BEGIN Data to use
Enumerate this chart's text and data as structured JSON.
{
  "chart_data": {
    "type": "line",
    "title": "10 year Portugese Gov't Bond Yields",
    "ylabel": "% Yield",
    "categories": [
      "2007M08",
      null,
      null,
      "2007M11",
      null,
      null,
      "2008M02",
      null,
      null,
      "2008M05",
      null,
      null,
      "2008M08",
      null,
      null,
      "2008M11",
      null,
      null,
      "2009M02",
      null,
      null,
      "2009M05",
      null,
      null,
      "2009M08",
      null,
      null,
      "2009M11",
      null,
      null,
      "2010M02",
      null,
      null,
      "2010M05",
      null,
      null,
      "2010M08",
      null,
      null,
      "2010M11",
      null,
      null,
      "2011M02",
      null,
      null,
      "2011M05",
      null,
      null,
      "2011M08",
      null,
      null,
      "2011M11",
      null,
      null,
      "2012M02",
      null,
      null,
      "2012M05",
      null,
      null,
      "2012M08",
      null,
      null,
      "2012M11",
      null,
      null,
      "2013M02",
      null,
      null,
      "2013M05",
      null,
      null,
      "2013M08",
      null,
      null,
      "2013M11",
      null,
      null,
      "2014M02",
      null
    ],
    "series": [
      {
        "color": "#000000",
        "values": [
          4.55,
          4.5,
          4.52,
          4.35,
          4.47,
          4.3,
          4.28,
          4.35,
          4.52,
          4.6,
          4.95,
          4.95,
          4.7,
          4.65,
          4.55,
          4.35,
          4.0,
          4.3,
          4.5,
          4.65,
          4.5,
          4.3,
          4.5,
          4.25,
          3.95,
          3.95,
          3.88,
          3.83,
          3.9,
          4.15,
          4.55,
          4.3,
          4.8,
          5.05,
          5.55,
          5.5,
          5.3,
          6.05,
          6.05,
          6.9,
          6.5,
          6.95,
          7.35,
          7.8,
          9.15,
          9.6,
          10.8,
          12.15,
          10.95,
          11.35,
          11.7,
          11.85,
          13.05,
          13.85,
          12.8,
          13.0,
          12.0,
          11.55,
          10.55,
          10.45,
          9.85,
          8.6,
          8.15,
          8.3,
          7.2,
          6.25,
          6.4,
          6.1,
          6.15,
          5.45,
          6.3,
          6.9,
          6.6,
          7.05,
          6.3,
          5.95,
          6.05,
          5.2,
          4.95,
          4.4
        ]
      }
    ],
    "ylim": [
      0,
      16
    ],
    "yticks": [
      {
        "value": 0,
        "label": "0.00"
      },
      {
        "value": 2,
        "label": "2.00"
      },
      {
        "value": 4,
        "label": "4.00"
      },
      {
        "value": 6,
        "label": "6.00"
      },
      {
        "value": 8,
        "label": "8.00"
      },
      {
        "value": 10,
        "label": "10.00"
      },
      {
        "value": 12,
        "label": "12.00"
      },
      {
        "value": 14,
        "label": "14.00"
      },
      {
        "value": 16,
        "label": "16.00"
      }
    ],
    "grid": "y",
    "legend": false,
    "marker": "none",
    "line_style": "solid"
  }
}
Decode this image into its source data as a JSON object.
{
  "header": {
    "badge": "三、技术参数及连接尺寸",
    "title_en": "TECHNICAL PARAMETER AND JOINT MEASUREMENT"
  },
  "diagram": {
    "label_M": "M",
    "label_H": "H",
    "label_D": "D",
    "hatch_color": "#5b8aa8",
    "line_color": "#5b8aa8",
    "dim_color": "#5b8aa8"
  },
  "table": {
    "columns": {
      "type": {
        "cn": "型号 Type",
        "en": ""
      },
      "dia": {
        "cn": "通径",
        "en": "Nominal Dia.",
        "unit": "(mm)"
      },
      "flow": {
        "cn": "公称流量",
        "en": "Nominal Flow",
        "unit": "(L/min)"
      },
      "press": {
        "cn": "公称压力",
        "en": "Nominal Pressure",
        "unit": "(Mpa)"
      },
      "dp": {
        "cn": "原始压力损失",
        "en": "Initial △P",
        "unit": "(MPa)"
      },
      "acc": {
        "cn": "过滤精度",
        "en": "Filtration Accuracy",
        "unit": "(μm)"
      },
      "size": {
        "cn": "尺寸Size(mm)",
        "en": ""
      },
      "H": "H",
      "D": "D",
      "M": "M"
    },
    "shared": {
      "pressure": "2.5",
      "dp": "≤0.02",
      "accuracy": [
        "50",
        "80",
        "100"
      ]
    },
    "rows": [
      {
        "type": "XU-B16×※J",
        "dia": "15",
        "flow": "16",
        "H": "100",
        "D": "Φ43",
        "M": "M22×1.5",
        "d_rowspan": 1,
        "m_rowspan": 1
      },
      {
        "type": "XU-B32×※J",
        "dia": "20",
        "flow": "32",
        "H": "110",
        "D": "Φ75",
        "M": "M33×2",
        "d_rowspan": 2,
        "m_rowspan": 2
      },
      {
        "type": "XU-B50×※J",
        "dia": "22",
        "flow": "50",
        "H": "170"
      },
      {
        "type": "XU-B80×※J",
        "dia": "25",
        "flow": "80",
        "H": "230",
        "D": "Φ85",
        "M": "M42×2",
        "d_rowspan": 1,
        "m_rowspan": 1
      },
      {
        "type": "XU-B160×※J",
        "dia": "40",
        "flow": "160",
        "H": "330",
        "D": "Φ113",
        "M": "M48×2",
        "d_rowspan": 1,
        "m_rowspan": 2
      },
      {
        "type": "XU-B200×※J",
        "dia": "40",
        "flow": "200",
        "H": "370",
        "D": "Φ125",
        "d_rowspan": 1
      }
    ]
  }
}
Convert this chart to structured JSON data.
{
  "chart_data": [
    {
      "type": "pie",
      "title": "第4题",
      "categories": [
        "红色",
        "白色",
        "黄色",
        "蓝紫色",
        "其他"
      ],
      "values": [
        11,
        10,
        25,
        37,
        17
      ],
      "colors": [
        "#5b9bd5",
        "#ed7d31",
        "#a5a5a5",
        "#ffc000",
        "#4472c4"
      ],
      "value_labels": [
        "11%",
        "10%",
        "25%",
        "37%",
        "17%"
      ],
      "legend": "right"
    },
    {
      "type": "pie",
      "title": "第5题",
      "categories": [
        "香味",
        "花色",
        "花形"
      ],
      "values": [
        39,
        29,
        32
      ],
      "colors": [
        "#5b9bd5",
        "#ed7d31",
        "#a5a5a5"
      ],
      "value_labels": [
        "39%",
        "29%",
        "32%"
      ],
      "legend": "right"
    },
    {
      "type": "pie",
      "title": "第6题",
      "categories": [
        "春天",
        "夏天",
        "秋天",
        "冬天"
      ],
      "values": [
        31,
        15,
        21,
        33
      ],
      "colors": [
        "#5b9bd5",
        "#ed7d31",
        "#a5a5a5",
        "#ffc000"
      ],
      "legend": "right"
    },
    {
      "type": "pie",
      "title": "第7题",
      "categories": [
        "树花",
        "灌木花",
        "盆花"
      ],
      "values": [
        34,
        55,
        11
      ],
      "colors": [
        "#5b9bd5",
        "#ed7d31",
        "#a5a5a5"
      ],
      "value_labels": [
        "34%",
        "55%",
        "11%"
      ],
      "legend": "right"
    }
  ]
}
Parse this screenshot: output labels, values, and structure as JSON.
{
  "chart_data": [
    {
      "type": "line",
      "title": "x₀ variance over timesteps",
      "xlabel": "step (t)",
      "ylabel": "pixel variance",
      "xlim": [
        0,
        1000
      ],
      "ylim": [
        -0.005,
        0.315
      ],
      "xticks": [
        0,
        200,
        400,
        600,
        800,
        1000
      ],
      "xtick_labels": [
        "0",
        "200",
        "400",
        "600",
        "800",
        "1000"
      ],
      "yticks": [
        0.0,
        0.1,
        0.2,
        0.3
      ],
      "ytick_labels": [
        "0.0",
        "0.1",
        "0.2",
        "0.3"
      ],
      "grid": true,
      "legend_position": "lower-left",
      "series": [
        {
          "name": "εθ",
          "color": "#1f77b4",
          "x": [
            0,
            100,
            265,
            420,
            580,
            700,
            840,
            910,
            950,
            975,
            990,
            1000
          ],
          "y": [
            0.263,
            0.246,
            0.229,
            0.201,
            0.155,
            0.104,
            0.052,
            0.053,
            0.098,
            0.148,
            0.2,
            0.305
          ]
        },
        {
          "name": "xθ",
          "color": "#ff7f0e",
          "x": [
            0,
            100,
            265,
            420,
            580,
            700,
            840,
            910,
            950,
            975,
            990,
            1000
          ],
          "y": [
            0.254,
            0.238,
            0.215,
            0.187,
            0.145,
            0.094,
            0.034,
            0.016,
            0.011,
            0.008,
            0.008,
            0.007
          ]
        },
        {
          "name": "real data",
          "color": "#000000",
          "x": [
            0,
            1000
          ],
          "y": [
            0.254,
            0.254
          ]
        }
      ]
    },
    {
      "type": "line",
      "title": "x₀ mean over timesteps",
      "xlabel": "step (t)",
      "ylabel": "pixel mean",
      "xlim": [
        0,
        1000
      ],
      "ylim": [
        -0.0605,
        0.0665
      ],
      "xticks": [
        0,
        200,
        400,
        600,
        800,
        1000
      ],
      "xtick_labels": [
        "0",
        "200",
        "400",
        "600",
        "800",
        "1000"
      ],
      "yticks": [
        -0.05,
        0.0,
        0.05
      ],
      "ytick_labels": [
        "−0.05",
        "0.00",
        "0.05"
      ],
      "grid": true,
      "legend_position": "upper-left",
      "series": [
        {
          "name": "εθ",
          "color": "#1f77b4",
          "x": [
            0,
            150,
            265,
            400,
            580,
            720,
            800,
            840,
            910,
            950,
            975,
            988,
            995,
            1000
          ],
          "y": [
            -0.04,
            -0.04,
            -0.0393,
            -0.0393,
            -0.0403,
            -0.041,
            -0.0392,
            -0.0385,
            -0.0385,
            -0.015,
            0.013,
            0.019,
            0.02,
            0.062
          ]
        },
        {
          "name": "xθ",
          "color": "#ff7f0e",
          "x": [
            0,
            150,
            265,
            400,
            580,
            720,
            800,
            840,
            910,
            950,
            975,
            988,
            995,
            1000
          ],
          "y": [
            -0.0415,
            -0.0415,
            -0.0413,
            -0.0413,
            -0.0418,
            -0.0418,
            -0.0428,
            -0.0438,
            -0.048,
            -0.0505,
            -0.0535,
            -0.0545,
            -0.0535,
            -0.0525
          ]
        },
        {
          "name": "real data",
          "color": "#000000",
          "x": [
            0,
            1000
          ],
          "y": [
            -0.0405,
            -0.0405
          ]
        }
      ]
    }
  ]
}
END Data to use
* Challenge
Only lines with the word "structured" should be collected from the material.

* Answer for this exercise
Enumerate this chart's text and data as structured JSON.
Convert this chart to structured JSON data.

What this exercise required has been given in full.